── Stored data

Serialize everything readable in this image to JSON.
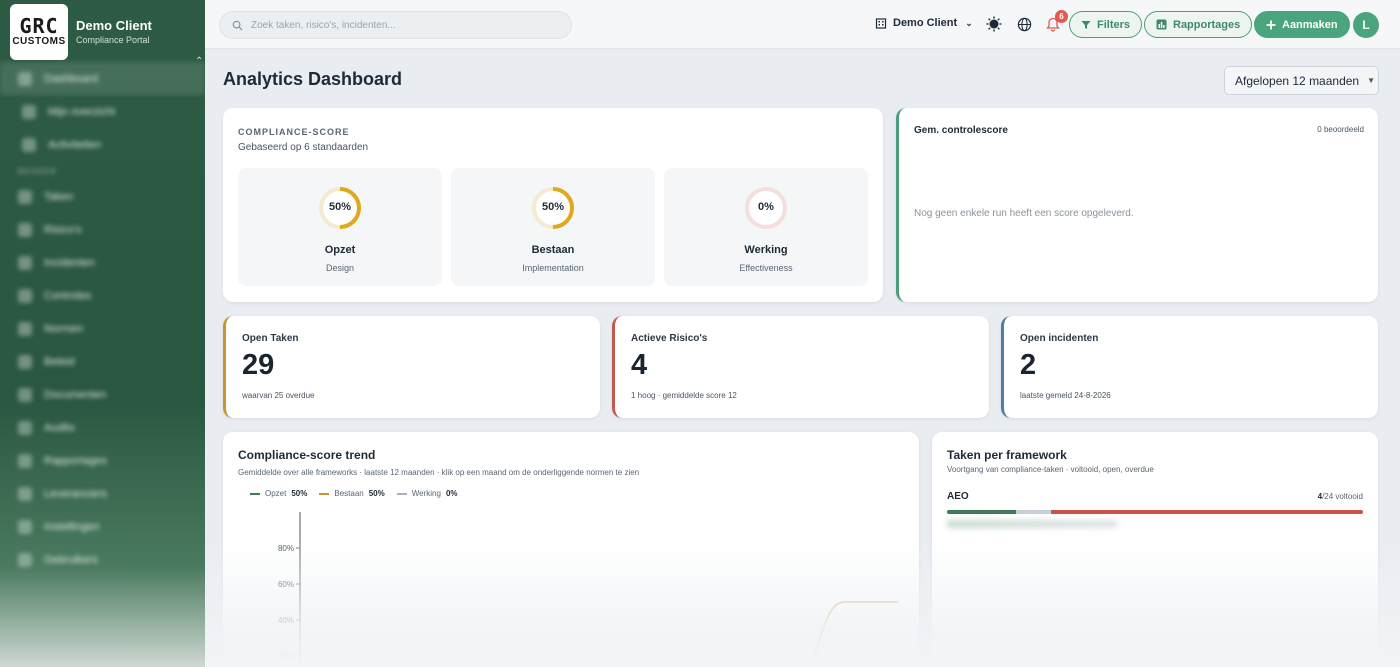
{
  "brand": {
    "logo_top": "GRC",
    "logo_bottom": "CUSTOMS",
    "title": "Demo Client",
    "subtitle": "Compliance Portal"
  },
  "search": {
    "placeholder": "Zoek taken, risico's, incidenten..."
  },
  "topbar": {
    "client": "Demo Client",
    "notifications_count": "6",
    "filters_label": "Filters",
    "reports_label": "Rapportages",
    "create_label": "Aanmaken",
    "avatar_initial": "L"
  },
  "page": {
    "title": "Analytics Dashboard",
    "period": "Afgelopen 12 maanden"
  },
  "compliance": {
    "label": "COMPLIANCE-SCORE",
    "subtitle": "Gebaseerd op 6 standaarden",
    "tiles": [
      {
        "pct_label": "50%",
        "value": 50,
        "name": "Opzet",
        "desc": "Design",
        "color": "#e0a81c"
      },
      {
        "pct_label": "50%",
        "value": 50,
        "name": "Bestaan",
        "desc": "Implementation",
        "color": "#e0a81c"
      },
      {
        "pct_label": "0%",
        "value": 0,
        "name": "Werking",
        "desc": "Effectiveness",
        "color": "#e9a7a7"
      }
    ]
  },
  "control_score": {
    "title": "Gem. controlescore",
    "count": "0 beoordeeld",
    "empty": "Nog geen enkele run heeft een score opgeleverd."
  },
  "kpis": [
    {
      "title": "Open Taken",
      "value": "29",
      "foot": "waarvan 25 overdue",
      "color": "#c99530"
    },
    {
      "title": "Actieve Risico's",
      "value": "4",
      "foot": "1 hoog · gemiddelde score 12",
      "color": "#c0594e"
    },
    {
      "title": "Open incidenten",
      "value": "2",
      "foot": "laatste gemeld 24-8-2026",
      "color": "#4f7ca6"
    }
  ],
  "trend": {
    "title": "Compliance-score trend",
    "subtitle": "Gemiddelde over alle frameworks · laatste 12 maanden · klik op een maand om de onderliggende normen te zien",
    "legend": [
      {
        "name": "Opzet",
        "value": "50%",
        "color": "#3f7a5a"
      },
      {
        "name": "Bestaan",
        "value": "50%",
        "color": "#c99530"
      },
      {
        "name": "Werking",
        "value": "0%",
        "color": "#a9b0b8"
      }
    ]
  },
  "chart_data": {
    "type": "line",
    "title": "Compliance-score trend",
    "y_ticks": [
      "20%",
      "40%",
      "60%",
      "80%"
    ],
    "ylim": [
      0,
      100
    ],
    "x_count": 12,
    "series": [
      {
        "name": "Bestaan",
        "color": "#d9b57a",
        "values": [
          0,
          0,
          0,
          0,
          0,
          0,
          0,
          0,
          0,
          0,
          50,
          50
        ]
      }
    ],
    "grid": false,
    "legend_position": "top-left"
  },
  "frameworks": {
    "title": "Taken per framework",
    "subtitle": "Voortgang van compliance-taken · voltooid, open, overdue",
    "items": [
      {
        "name": "AEO",
        "done": "4",
        "total_label": "/24 voltooid",
        "done_frac": 0.167,
        "open_frac": 0.083,
        "overdue_frac": 0.75
      }
    ]
  },
  "sidebar": {
    "items": [
      {
        "label": "Dashboard",
        "type": "item",
        "active": true
      },
      {
        "label": "Mijn overzicht",
        "type": "sub"
      },
      {
        "label": "Activiteiten",
        "type": "sub"
      },
      {
        "label": "BEHEER",
        "type": "section"
      },
      {
        "label": "Taken",
        "type": "item"
      },
      {
        "label": "Risico's",
        "type": "item"
      },
      {
        "label": "Incidenten",
        "type": "item"
      },
      {
        "label": "Controles",
        "type": "item"
      },
      {
        "label": "Normen",
        "type": "item"
      },
      {
        "label": "Beleid",
        "type": "item"
      },
      {
        "label": "Documenten",
        "type": "item"
      },
      {
        "label": "Audits",
        "type": "item"
      },
      {
        "label": "Rapportages",
        "type": "item"
      },
      {
        "label": "Leveranciers",
        "type": "item"
      },
      {
        "label": "Instellingen",
        "type": "item"
      },
      {
        "label": "Gebruikers",
        "type": "item"
      }
    ]
  }
}
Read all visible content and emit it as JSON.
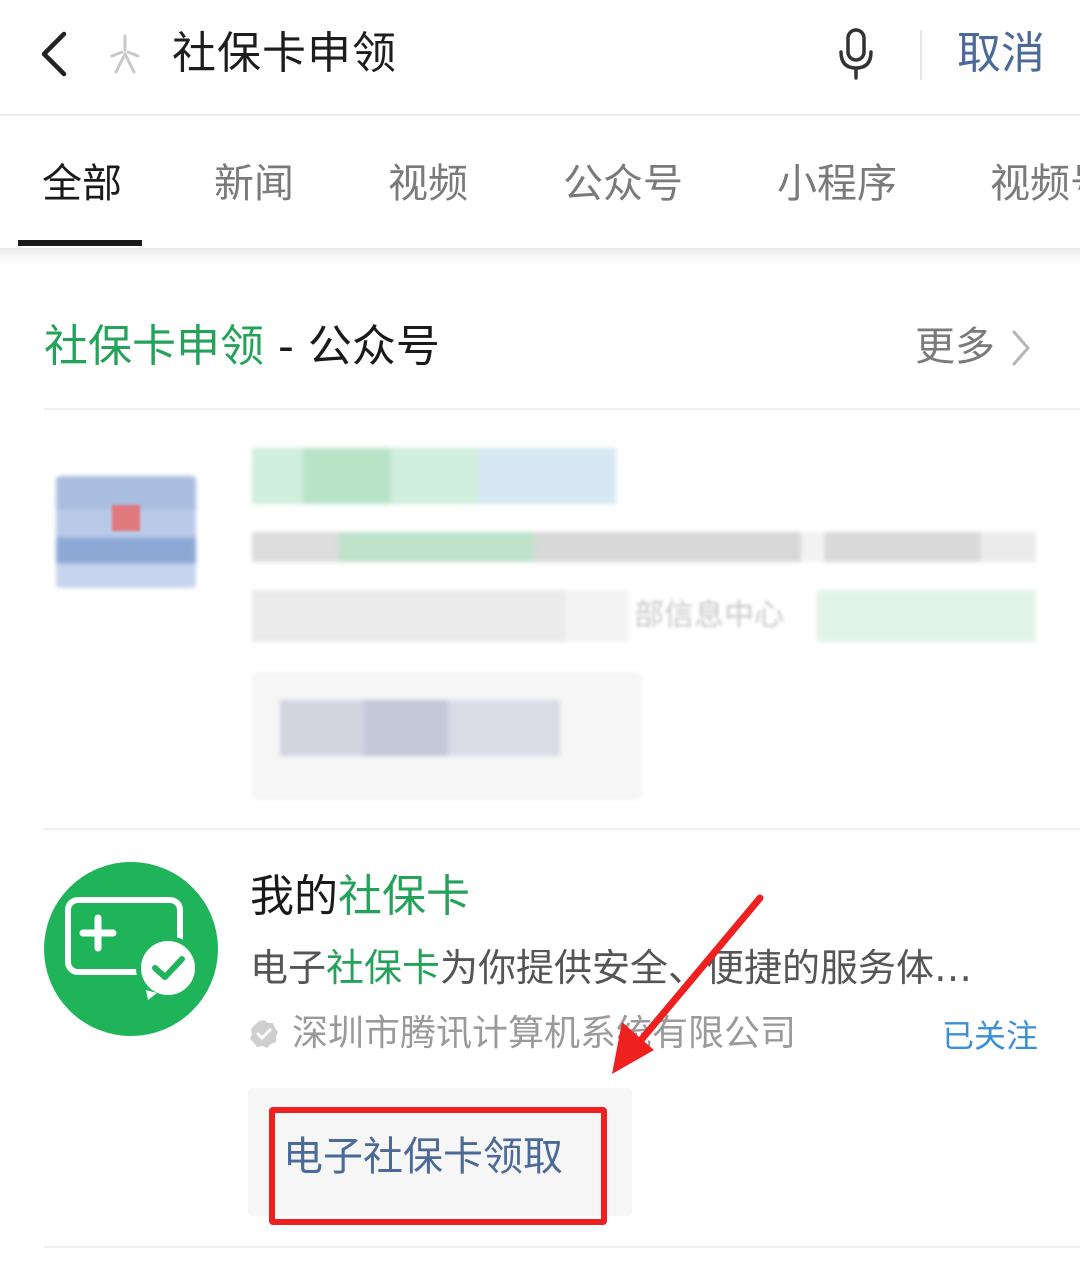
{
  "search_bar": {
    "query": "社保卡申领",
    "cancel_label": "取消"
  },
  "tabs": [
    {
      "label": "全部",
      "active": true
    },
    {
      "label": "新闻",
      "active": false
    },
    {
      "label": "视频",
      "active": false
    },
    {
      "label": "公众号",
      "active": false
    },
    {
      "label": "小程序",
      "active": false
    },
    {
      "label": "视频号",
      "active": false
    }
  ],
  "section": {
    "keyword": "社保卡申领",
    "suffix": " - 公众号",
    "more_label": "更多"
  },
  "blurred_result": {
    "partial_text": "部信息中心"
  },
  "account": {
    "title_prefix": "我的",
    "title_keyword": "社保卡",
    "desc_prefix": "电子",
    "desc_keyword": "社保卡",
    "desc_suffix": "为你提供安全、便捷的服务体…",
    "source": "深圳市腾讯计算机系统有限公司",
    "followed_label": "已关注",
    "service_link": "电子社保卡领取"
  },
  "colors": {
    "keyword_green": "#25a259",
    "link_blue": "#4b6a98",
    "followed_blue": "#3a8fd6",
    "logo_green": "#1fb35a",
    "annotation_red": "#ee2020"
  },
  "icons": [
    "back-icon",
    "search-icon",
    "microphone-icon",
    "chevron-right-icon",
    "verified-icon",
    "card-logo-icon",
    "arrow-annotation"
  ]
}
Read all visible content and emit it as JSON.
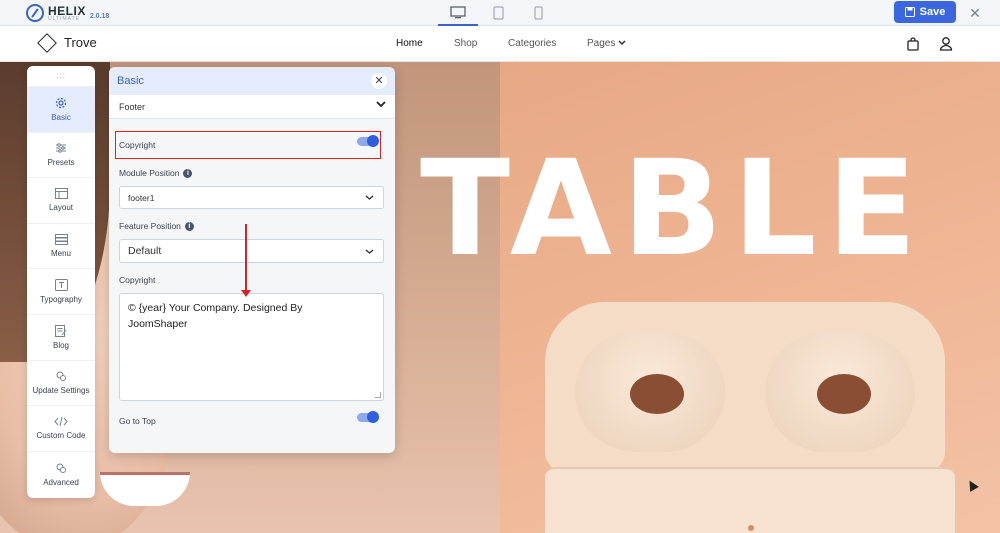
{
  "helix": {
    "brand": "HELIX",
    "sub": "ULTIMATE",
    "version": "2.0.18",
    "save_label": "Save"
  },
  "site": {
    "brand": "Trove",
    "nav": [
      "Home",
      "Shop",
      "Categories",
      "Pages"
    ]
  },
  "hero": {
    "headline": "TABLE"
  },
  "rail": {
    "grip": ":::",
    "items": [
      {
        "label": "Basic",
        "icon": "gear-icon"
      },
      {
        "label": "Presets",
        "icon": "sliders-icon"
      },
      {
        "label": "Layout",
        "icon": "layout-icon"
      },
      {
        "label": "Menu",
        "icon": "menu-icon"
      },
      {
        "label": "Typography",
        "icon": "typography-icon"
      },
      {
        "label": "Blog",
        "icon": "blog-icon"
      },
      {
        "label": "Update Settings",
        "icon": "update-settings-icon"
      },
      {
        "label": "Custom Code",
        "icon": "code-icon"
      },
      {
        "label": "Advanced",
        "icon": "advanced-icon"
      }
    ]
  },
  "panel": {
    "title": "Basic",
    "section": "Footer",
    "copyright_toggle_label": "Copyright",
    "copyright_toggle_on": true,
    "module_position_label": "Module Position",
    "module_position_value": "footer1",
    "feature_position_label": "Feature Position",
    "feature_position_value": "Default",
    "copyright_text_label": "Copyright",
    "copyright_text_line1": "© {year} Your Company. Designed By",
    "copyright_text_line2": "JoomShaper",
    "go_to_top_label": "Go to Top",
    "go_to_top_on": true
  },
  "colors": {
    "accent": "#3a63c8",
    "save": "#3a67e0",
    "highlight": "#e02020"
  }
}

────

→ What you will do: Reproduce each entry precisely, dropping only the pictures.

→ Worked solution:
Serialize everything readable in this image to JSON.
{
  "brand": {
    "logo_top": "GRC",
    "logo_bottom": "CUSTOMS",
    "title": "Demo Client",
    "subtitle": "Compliance Portal"
  },
  "search": {
    "placeholder": "Zoek taken, risico's, incidenten..."
  },
  "topbar": {
    "client": "Demo Client",
    "notifications_count": "6",
    "filters_label": "Filters",
    "reports_label": "Rapportages",
    "create_label": "Aanmaken",
    "avatar_initial": "L"
  },
  "page": {
    "title": "Analytics Dashboard",
    "period": "Afgelopen 12 maanden"
  },
  "compliance": {
    "label": "COMPLIANCE-SCORE",
    "subtitle": "Gebaseerd op 6 standaarden",
    "tiles": [
      {
        "pct_label": "50%",
        "value": 50,
        "name": "Opzet",
        "desc": "Design",
        "color": "#e0a81c"
      },
      {
        "pct_label": "50%",
        "value": 50,
        "name": "Bestaan",
        "desc": "Implementation",
        "color": "#e0a81c"
      },
      {
        "pct_label": "0%",
        "value": 0,
        "name": "Werking",
        "desc": "Effectiveness",
        "color": "#e9a7a7"
      }
    ]
  },
  "control_score": {
    "title": "Gem. controlescore",
    "count": "0 beoordeeld",
    "empty": "Nog geen enkele run heeft een score opgeleverd."
  },
  "kpis": [
    {
      "title": "Open Taken",
      "value": "29",
      "foot": "waarvan 25 overdue",
      "color": "#c99530"
    },
    {
      "title": "Actieve Risico's",
      "value": "4",
      "foot": "1 hoog · gemiddelde score 12",
      "color": "#c0594e"
    },
    {
      "title": "Open incidenten",
      "value": "2",
      "foot": "laatste gemeld 24-8-2026",
      "color": "#4f7ca6"
    }
  ],
  "trend": {
    "title": "Compliance-score trend",
    "subtitle": "Gemiddelde over alle frameworks · laatste 12 maanden · klik op een maand om de onderliggende normen te zien",
    "legend": [
      {
        "name": "Opzet",
        "value": "50%",
        "color": "#3f7a5a"
      },
      {
        "name": "Bestaan",
        "value": "50%",
        "color": "#c99530"
      },
      {
        "name": "Werking",
        "value": "0%",
        "color": "#a9b0b8"
      }
    ]
  },
  "chart_data": {
    "type": "line",
    "title": "Compliance-score trend",
    "y_ticks": [
      "20%",
      "40%",
      "60%",
      "80%"
    ],
    "ylim": [
      0,
      100
    ],
    "x_count": 12,
    "series": [
      {
        "name": "Bestaan",
        "color": "#d9b57a",
        "values": [
          0,
          0,
          0,
          0,
          0,
          0,
          0,
          0,
          0,
          0,
          50,
          50
        ]
      }
    ],
    "grid": false,
    "legend_position": "top-left"
  },
  "frameworks": {
    "title": "Taken per framework",
    "subtitle": "Voortgang van compliance-taken · voltooid, open, overdue",
    "items": [
      {
        "name": "AEO",
        "done": "4",
        "total_label": "/24 voltooid",
        "done_frac": 0.167,
        "open_frac": 0.083,
        "overdue_frac": 0.75
      }
    ]
  },
  "sidebar": {
    "items": [
      {
        "label": "Dashboard",
        "type": "item",
        "active": true
      },
      {
        "label": "Mijn overzicht",
        "type": "sub"
      },
      {
        "label": "Activiteiten",
        "type": "sub"
      },
      {
        "label": "BEHEER",
        "type": "section"
      },
      {
        "label": "Taken",
        "type": "item"
      },
      {
        "label": "Risico's",
        "type": "item"
      },
      {
        "label": "Incidenten",
        "type": "item"
      },
      {
        "label": "Controles",
        "type": "item"
      },
      {
        "label": "Normen",
        "type": "item"
      },
      {
        "label": "Beleid",
        "type": "item"
      },
      {
        "label": "Documenten",
        "type": "item"
      },
      {
        "label": "Audits",
        "type": "item"
      },
      {
        "label": "Rapportages",
        "type": "item"
      },
      {
        "label": "Leveranciers",
        "type": "item"
      },
      {
        "label": "Instellingen",
        "type": "item"
      },
      {
        "label": "Gebruikers",
        "type": "item"
      }
    ]
  }
}
Read all visible content and emit it as JSON.
{
  "search_bar": {
    "query": "社保卡申领",
    "cancel_label": "取消"
  },
  "tabs": [
    {
      "label": "全部",
      "active": true
    },
    {
      "label": "新闻",
      "active": false
    },
    {
      "label": "视频",
      "active": false
    },
    {
      "label": "公众号",
      "active": false
    },
    {
      "label": "小程序",
      "active": false
    },
    {
      "label": "视频号",
      "active": false
    }
  ],
  "section": {
    "keyword": "社保卡申领",
    "suffix": " - 公众号",
    "more_label": "更多"
  },
  "blurred_result": {
    "partial_text": "部信息中心"
  },
  "account": {
    "title_prefix": "我的",
    "title_keyword": "社保卡",
    "desc_prefix": "电子",
    "desc_keyword": "社保卡",
    "desc_suffix": "为你提供安全、便捷的服务体…",
    "source": "深圳市腾讯计算机系统有限公司",
    "followed_label": "已关注",
    "service_link": "电子社保卡领取"
  },
  "colors": {
    "keyword_green": "#25a259",
    "link_blue": "#4b6a98",
    "followed_blue": "#3a8fd6",
    "logo_green": "#1fb35a",
    "annotation_red": "#ee2020"
  },
  "icons": [
    "back-icon",
    "search-icon",
    "microphone-icon",
    "chevron-right-icon",
    "verified-icon",
    "card-logo-icon",
    "arrow-annotation"
  ]
}
Read all visible content and emit it as JSON.
{
  "helix": {
    "brand": "HELIX",
    "sub": "ULTIMATE",
    "version": "2.0.18",
    "save_label": "Save"
  },
  "site": {
    "brand": "Trove",
    "nav": [
      "Home",
      "Shop",
      "Categories",
      "Pages"
    ]
  },
  "hero": {
    "headline": "TABLE"
  },
  "rail": {
    "grip": ":::",
    "items": [
      {
        "label": "Basic",
        "icon": "gear-icon"
      },
      {
        "label": "Presets",
        "icon": "sliders-icon"
      },
      {
        "label": "Layout",
        "icon": "layout-icon"
      },
      {
        "label": "Menu",
        "icon": "menu-icon"
      },
      {
        "label": "Typography",
        "icon": "typography-icon"
      },
      {
        "label": "Blog",
        "icon": "blog-icon"
      },
      {
        "label": "Update Settings",
        "icon": "update-settings-icon"
      },
      {
        "label": "Custom Code",
        "icon": "code-icon"
      },
      {
        "label": "Advanced",
        "icon": "advanced-icon"
      }
    ]
  },
  "panel": {
    "title": "Basic",
    "section": "Footer",
    "copyright_toggle_label": "Copyright",
    "copyright_toggle_on": true,
    "module_position_label": "Module Position",
    "module_position_value": "footer1",
    "feature_position_label": "Feature Position",
    "feature_position_value": "Default",
    "copyright_text_label": "Copyright",
    "copyright_text_line1": "© {year} Your Company. Designed By",
    "copyright_text_line2": "JoomShaper",
    "go_to_top_label": "Go to Top",
    "go_to_top_on": true
  },
  "colors": {
    "accent": "#3a63c8",
    "save": "#3a67e0",
    "highlight": "#e02020"
  }
}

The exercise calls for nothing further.